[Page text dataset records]
........
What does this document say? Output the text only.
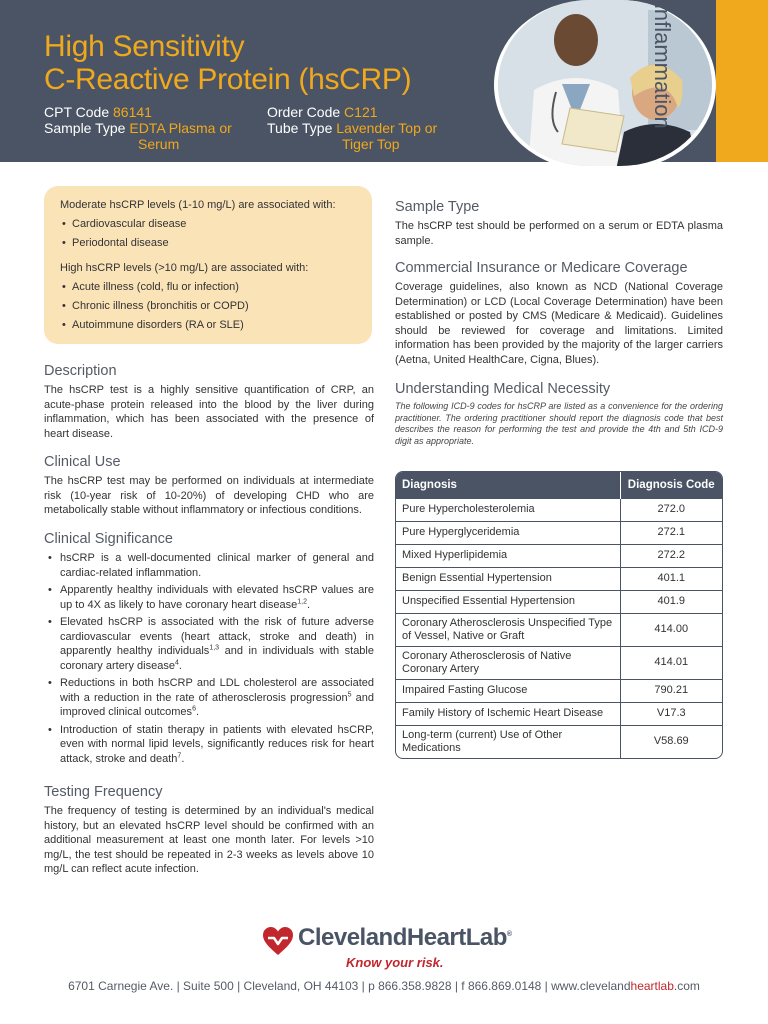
High Sensitivity
C-Reactive Protein (hsCRP)
CPT Code 86141
Sample Type EDTA Plasma or
Serum
Order Code C121
Tube Type Lavender Top or
Tiger Top
inflammation
Moderate hsCRP levels (1-10 mg/L) are associated with:
• Cardiovascular disease
• Periodontal disease
High hsCRP levels (>10 mg/L) are associated with:
• Acute illness (cold, flu or infection)
• Chronic illness (bronchitis or COPD)
• Autoimmune disorders (RA or SLE)
Description

The hsCRP test is a highly sensitive quantification of CRP, an acute-phase protein released into the blood by the liver during inflammation, which has been associated with the presence of heart disease.

Clinical Use

The hsCRP test may be performed on individuals at intermediate risk (10-year risk of 10-20%) of developing CHD who are metabolically stable without inflammatory or infectious conditions.

Clinical Significance
• hsCRP is a well-documented clinical marker of general and cardiac-related inflammation.
• Apparently healthy individuals with elevated hsCRP values are up to 4X as likely to have coronary heart disease$^{1,2}$.
• Elevated hsCRP is associated with the risk of future adverse cardiovascular events (heart attack, stroke and death) in apparently healthy individuals$^{1,3}$ and in individuals with stable coronary artery disease$^4$.
• Reductions in both hsCRP and LDL cholesterol are associated with a reduction in the rate of atherosclerosis progression$^5$ and improved clinical outcomes$^6$.
• Introduction of statin therapy in patients with elevated hsCRP, even with normal lipid levels, significantly reduces risk for heart attack, stroke and death$^7$.
Testing Frequency

The frequency of testing is determined by an individual's medical history, but an elevated hsCRP level should be confirmed with an additional measurement at least one month later. For levels >10 mg/L, the test should be repeated in 2-3 weeks as levels above 10 mg/L can reflect acute infection.

Sample Type

The hsCRP test should be performed on a serum or EDTA plasma sample.

Commercial Insurance or Medicare Coverage

Coverage guidelines, also known as NCD (National Coverage Determination) or LCD (Local Coverage Determination) have been established or posted by CMS (Medicare & Medicaid). Guidelines should be reviewed for coverage and limitations. Limited information has been provided by the majority of the larger carriers (Aetna, United HealthCare, Cigna, Blues).

Understanding Medical Necessity

The following ICD-9 codes for hsCRP are listed as a convenience for the ordering practitioner. The ordering practitioner should report the diagnosis code that best describes the reason for performing the test and provide the 4th and 5th ICD-9 digit as appropriate.

Diagnosis	Diagnosis Code
Pure Hypercholesterolemia	272.0
Pure Hyperglyceridemia	272.1
Mixed Hyperlipidemia	272.2
Benign Essential Hypertension	401.1
Unspecified Essential Hypertension	401.9
Coronary Atherosclerosis Unspecified Type of Vessel, Native or Graft	414.00
Coronary Atherosclerosis of Native Coronary Artery	414.01
Impaired Fasting Glucose	790.21
Family History of Ischemic Heart Disease	V17.3
Long-term (current) Use of Other Medications	V58.69
ClevelandHeartLab®
Know your risk.
6701 Carnegie Ave. | Suite 500 | Cleveland, OH 44103 | p 866.358.9828 | f 866.869.0148 | www.clevelandheartlab.com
........
Aside from the pictures, copy all of the entries exactly.

What does this document say? Output the text only.
High Sensitivity
C-Reactive Protein (hsCRP)
CPT Code 86141
Sample Type EDTA Plasma or
Serum
Order Code C121
Tube Type Lavender Top or
Tiger Top
inflammation
Moderate hsCRP levels (1-10 mg/L) are associated with:
• Cardiovascular disease
• Periodontal disease
High hsCRP levels (>10 mg/L) are associated with:
• Acute illness (cold, flu or infection)
• Chronic illness (bronchitis or COPD)
• Autoimmune disorders (RA or SLE)
Description

The hsCRP test is a highly sensitive quantification of CRP, an acute-phase protein released into the blood by the liver during inflammation, which has been associated with the presence of heart disease.

Clinical Use

The hsCRP test may be performed on individuals at intermediate risk (10-year risk of 10-20%) of developing CHD who are metabolically stable without inflammatory or infectious conditions.

Clinical Significance
• hsCRP is a well-documented clinical marker of general and cardiac-related inflammation.
• Apparently healthy individuals with elevated hsCRP values are up to 4X as likely to have coronary heart disease$^{1,2}$.
• Elevated hsCRP is associated with the risk of future adverse cardiovascular events (heart attack, stroke and death) in apparently healthy individuals$^{1,3}$ and in individuals with stable coronary artery disease$^4$.
• Reductions in both hsCRP and LDL cholesterol are associated with a reduction in the rate of atherosclerosis progression$^5$ and improved clinical outcomes$^6$.
• Introduction of statin therapy in patients with elevated hsCRP, even with normal lipid levels, significantly reduces risk for heart attack, stroke and death$^7$.
Testing Frequency

The frequency of testing is determined by an individual's medical history, but an elevated hsCRP level should be confirmed with an additional measurement at least one month later. For levels >10 mg/L, the test should be repeated in 2-3 weeks as levels above 10 mg/L can reflect acute infection.

Sample Type

The hsCRP test should be performed on a serum or EDTA plasma sample.

Commercial Insurance or Medicare Coverage

Coverage guidelines, also known as NCD (National Coverage Determination) or LCD (Local Coverage Determination) have been established or posted by CMS (Medicare & Medicaid). Guidelines should be reviewed for coverage and limitations. Limited information has been provided by the majority of the larger carriers (Aetna, United HealthCare, Cigna, Blues).

Understanding Medical Necessity

The following ICD-9 codes for hsCRP are listed as a convenience for the ordering practitioner. The ordering practitioner should report the diagnosis code that best describes the reason for performing the test and provide the 4th and 5th ICD-9 digit as appropriate.

Diagnosis	Diagnosis Code
Pure Hypercholesterolemia	272.0
Pure Hyperglyceridemia	272.1
Mixed Hyperlipidemia	272.2
Benign Essential Hypertension	401.1
Unspecified Essential Hypertension	401.9
Coronary Atherosclerosis Unspecified Type of Vessel, Native or Graft	414.00
Coronary Atherosclerosis of Native Coronary Artery	414.01
Impaired Fasting Glucose	790.21
Family History of Ischemic Heart Disease	V17.3
Long-term (current) Use of Other Medications	V58.69
ClevelandHeartLab®
Know your risk.
6701 Carnegie Ave. | Suite 500 | Cleveland, OH 44103 | p 866.358.9828 | f 866.869.0148 | www.clevelandheartlab.com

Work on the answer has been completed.